# Exercise task:
Return every entry exactly.

# Given records:
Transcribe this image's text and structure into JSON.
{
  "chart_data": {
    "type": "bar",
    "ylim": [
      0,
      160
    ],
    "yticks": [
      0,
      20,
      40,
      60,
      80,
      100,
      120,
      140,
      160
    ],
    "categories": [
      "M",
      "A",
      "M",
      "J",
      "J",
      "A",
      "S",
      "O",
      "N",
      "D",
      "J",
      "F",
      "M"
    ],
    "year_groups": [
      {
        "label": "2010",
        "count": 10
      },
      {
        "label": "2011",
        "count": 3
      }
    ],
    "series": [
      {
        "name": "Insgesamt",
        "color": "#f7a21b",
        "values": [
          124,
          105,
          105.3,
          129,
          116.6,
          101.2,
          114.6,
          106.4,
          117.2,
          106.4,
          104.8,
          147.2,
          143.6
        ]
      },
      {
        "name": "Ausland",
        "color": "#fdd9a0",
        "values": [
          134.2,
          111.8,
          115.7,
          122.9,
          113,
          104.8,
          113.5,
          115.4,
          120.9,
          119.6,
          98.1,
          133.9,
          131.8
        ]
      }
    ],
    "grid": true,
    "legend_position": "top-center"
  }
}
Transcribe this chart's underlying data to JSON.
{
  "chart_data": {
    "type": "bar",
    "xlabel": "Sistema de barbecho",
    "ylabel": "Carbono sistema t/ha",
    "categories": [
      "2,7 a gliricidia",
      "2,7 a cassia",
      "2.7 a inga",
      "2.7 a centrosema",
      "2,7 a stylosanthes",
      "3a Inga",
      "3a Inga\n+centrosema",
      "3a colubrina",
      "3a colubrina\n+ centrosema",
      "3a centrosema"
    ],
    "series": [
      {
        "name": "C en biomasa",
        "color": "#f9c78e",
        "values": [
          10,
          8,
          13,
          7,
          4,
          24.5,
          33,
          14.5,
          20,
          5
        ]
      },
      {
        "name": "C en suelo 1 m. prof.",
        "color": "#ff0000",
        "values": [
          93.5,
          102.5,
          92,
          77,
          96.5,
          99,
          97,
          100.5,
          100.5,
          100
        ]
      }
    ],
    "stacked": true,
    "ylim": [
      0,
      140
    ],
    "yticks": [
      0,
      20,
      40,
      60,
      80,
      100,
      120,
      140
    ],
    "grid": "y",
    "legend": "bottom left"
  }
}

# Solution:
Transcribe this image's text and structure into JSON.
{
  "chart_data": {
    "type": "bar",
    "ylim": [
      0,
      160
    ],
    "yticks": [
      0,
      20,
      40,
      60,
      80,
      100,
      120,
      140,
      160
    ],
    "categories": [
      "M",
      "A",
      "M",
      "J",
      "J",
      "A",
      "S",
      "O",
      "N",
      "D",
      "J",
      "F",
      "M"
    ],
    "year_groups": [
      {
        "label": "2010",
        "count": 10
      },
      {
        "label": "2011",
        "count": 3
      }
    ],
    "series": [
      {
        "name": "Insgesamt",
        "color": "#f7a21b",
        "values": [
          124,
          105,
          105.3,
          129,
          116.6,
          101.2,
          114.6,
          106.4,
          117.2,
          106.4,
          104.8,
          147.2,
          143.6
        ]
      },
      {
        "name": "Ausland",
        "color": "#fdd9a0",
        "values": [
          134.2,
          111.8,
          115.7,
          122.9,
          113,
          104.8,
          113.5,
          115.4,
          120.9,
          119.6,
          98.1,
          133.9,
          131.8
        ]
      }
    ],
    "grid": true,
    "legend_position": "top-center"
  }
}
Transcribe this chart's underlying data to JSON.
{
  "chart_data": {
    "type": "bar",
    "xlabel": "Sistema de barbecho",
    "ylabel": "Carbono sistema t/ha",
    "categories": [
      "2,7 a gliricidia",
      "2,7 a cassia",
      "2.7 a inga",
      "2.7 a centrosema",
      "2,7 a stylosanthes",
      "3a Inga",
      "3a Inga\n+centrosema",
      "3a colubrina",
      "3a colubrina\n+ centrosema",
      "3a centrosema"
    ],
    "series": [
      {
        "name": "C en biomasa",
        "color": "#f9c78e",
        "values": [
          10,
          8,
          13,
          7,
          4,
          24.5,
          33,
          14.5,
          20,
          5
        ]
      },
      {
        "name": "C en suelo 1 m. prof.",
        "color": "#ff0000",
        "values": [
          93.5,
          102.5,
          92,
          77,
          96.5,
          99,
          97,
          100.5,
          100.5,
          100
        ]
      }
    ],
    "stacked": true,
    "ylim": [
      0,
      140
    ],
    "yticks": [
      0,
      20,
      40,
      60,
      80,
      100,
      120,
      140
    ],
    "grid": "y",
    "legend": "bottom left"
  }
}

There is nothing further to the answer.